**What needs to be done:** In the listing below, locate the lines that hold "JSON" and copy them.

(Stored items)
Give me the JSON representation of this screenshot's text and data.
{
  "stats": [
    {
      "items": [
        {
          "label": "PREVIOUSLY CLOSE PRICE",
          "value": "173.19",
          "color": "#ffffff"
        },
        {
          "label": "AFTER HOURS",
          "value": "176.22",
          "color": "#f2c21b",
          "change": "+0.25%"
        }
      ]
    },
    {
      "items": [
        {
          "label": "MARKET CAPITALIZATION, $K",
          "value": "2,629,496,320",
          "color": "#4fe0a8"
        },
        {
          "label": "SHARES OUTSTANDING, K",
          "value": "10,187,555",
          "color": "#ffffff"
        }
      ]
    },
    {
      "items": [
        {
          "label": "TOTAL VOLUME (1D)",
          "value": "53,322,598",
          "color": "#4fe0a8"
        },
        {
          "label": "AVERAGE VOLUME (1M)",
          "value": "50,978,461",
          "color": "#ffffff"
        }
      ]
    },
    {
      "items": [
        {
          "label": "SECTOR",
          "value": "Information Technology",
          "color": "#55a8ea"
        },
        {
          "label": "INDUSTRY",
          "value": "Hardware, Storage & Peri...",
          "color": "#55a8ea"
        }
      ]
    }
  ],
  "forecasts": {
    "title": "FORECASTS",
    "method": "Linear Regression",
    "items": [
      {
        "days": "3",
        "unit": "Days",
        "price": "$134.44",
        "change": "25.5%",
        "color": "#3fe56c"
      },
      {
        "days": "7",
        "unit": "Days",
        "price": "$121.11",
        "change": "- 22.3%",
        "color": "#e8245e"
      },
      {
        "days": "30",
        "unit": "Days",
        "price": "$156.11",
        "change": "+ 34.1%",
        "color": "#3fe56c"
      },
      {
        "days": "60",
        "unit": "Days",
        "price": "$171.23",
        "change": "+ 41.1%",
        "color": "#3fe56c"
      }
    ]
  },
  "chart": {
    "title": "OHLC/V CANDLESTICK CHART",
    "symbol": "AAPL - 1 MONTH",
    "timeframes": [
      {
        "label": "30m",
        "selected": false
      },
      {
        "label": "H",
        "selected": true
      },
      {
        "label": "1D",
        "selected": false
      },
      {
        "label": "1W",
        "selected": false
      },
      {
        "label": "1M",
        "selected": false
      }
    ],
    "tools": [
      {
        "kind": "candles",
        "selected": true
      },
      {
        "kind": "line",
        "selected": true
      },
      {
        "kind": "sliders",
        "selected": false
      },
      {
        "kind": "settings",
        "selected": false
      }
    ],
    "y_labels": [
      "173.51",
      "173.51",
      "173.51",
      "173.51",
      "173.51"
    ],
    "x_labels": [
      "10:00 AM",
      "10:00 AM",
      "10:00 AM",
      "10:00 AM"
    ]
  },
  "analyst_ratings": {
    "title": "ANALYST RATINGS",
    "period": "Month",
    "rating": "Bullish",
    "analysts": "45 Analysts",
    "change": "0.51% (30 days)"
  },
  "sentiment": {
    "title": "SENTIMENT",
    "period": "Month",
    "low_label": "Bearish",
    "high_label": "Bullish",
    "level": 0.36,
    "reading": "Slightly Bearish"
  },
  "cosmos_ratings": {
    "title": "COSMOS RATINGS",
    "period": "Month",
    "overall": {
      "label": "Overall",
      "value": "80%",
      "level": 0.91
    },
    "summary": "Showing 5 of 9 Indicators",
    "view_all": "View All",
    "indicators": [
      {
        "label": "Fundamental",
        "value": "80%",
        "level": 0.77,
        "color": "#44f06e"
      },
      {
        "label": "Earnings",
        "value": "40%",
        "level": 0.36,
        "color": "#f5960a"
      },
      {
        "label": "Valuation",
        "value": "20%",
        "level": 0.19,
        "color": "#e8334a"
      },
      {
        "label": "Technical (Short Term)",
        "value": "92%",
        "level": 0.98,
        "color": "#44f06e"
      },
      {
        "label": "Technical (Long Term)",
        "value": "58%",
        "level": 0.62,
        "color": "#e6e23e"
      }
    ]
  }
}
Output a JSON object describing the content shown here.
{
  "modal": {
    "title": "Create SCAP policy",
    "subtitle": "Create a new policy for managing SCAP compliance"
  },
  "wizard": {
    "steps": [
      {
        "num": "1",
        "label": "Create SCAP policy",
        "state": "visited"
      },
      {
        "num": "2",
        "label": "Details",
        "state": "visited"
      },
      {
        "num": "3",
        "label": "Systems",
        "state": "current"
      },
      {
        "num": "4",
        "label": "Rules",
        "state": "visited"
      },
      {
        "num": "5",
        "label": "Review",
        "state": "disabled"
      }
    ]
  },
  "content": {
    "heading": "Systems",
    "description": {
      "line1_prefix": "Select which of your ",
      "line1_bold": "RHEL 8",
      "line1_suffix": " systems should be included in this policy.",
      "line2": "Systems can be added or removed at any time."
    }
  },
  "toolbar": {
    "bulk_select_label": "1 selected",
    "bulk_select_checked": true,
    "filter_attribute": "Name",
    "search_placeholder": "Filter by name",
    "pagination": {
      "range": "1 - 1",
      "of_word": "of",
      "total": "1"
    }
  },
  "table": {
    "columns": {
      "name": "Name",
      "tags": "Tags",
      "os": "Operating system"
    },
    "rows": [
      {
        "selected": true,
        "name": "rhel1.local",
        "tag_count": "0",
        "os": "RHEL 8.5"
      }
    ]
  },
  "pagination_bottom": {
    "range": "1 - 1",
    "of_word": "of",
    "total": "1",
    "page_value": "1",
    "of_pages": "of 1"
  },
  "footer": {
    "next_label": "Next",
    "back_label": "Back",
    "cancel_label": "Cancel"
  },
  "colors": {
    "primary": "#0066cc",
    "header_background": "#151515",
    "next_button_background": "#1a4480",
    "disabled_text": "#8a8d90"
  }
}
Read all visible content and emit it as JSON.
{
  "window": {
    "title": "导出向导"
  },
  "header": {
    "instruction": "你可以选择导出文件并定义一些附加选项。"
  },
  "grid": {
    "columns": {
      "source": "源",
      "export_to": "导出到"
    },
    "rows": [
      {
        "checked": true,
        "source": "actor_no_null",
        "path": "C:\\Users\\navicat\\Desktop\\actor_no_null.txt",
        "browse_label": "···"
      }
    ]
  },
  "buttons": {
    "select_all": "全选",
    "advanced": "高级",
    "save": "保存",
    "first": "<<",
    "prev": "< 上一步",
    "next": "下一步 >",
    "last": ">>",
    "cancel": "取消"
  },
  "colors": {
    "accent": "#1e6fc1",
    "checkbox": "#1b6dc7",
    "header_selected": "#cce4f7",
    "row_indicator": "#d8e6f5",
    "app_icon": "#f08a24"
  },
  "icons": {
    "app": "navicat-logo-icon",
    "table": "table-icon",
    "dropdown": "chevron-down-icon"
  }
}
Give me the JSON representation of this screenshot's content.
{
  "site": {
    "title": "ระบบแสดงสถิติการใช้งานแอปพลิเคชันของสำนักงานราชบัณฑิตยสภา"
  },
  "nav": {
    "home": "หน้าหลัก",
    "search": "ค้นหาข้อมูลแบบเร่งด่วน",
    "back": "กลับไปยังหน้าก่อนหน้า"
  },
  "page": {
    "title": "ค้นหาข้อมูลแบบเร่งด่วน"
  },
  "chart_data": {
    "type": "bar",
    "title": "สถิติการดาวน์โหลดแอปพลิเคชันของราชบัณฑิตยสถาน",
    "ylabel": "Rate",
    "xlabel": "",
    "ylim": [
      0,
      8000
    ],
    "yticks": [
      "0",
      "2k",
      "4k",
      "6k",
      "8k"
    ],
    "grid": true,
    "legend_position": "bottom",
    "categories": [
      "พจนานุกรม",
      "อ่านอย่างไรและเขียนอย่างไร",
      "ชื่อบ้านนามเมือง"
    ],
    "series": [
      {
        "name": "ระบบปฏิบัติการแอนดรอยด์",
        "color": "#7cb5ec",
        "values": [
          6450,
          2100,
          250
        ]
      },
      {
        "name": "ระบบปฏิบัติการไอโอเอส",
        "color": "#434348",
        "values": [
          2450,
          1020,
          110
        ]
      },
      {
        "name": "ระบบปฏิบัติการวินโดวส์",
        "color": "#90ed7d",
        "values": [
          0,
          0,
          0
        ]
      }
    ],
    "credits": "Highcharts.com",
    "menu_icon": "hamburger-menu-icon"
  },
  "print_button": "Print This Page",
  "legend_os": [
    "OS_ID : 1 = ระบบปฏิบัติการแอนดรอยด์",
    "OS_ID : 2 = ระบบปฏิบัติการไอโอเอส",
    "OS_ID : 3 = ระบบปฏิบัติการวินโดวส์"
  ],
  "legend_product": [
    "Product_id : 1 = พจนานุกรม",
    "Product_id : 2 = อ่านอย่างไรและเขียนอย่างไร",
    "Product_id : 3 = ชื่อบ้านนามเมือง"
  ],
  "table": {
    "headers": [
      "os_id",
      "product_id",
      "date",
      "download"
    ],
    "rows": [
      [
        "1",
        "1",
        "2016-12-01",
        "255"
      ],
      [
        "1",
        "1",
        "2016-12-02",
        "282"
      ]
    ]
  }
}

**Full solution:**
Give me the JSON representation of this screenshot's text and data.
Output a JSON object describing the content shown here.
Read all visible content and emit it as JSON.
Give me the JSON representation of this screenshot's content.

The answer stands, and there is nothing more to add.